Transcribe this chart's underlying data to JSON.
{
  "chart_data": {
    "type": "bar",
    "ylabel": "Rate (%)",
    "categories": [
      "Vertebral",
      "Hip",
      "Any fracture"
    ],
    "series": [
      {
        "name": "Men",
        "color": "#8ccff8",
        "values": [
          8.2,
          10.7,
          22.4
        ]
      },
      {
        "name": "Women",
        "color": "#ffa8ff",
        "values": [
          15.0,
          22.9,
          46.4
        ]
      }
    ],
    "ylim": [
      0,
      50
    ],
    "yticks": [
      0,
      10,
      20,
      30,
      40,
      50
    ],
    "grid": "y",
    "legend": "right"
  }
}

━━━━━━

Generate an exact reproduction of all entries.

• EXERCISE RESULT:
Transcribe this chart's underlying data to JSON.
{
  "chart_data": {
    "type": "bar",
    "ylabel": "Rate (%)",
    "categories": [
      "Vertebral",
      "Hip",
      "Any fracture"
    ],
    "series": [
      {
        "name": "Men",
        "color": "#8ccff8",
        "values": [
          8.2,
          10.7,
          22.4
        ]
      },
      {
        "name": "Women",
        "color": "#ffa8ff",
        "values": [
          15.0,
          22.9,
          46.4
        ]
      }
    ],
    "ylim": [
      0,
      50
    ],
    "yticks": [
      0,
      10,
      20,
      30,
      40,
      50
    ],
    "grid": "y",
    "legend": "right"
  }
}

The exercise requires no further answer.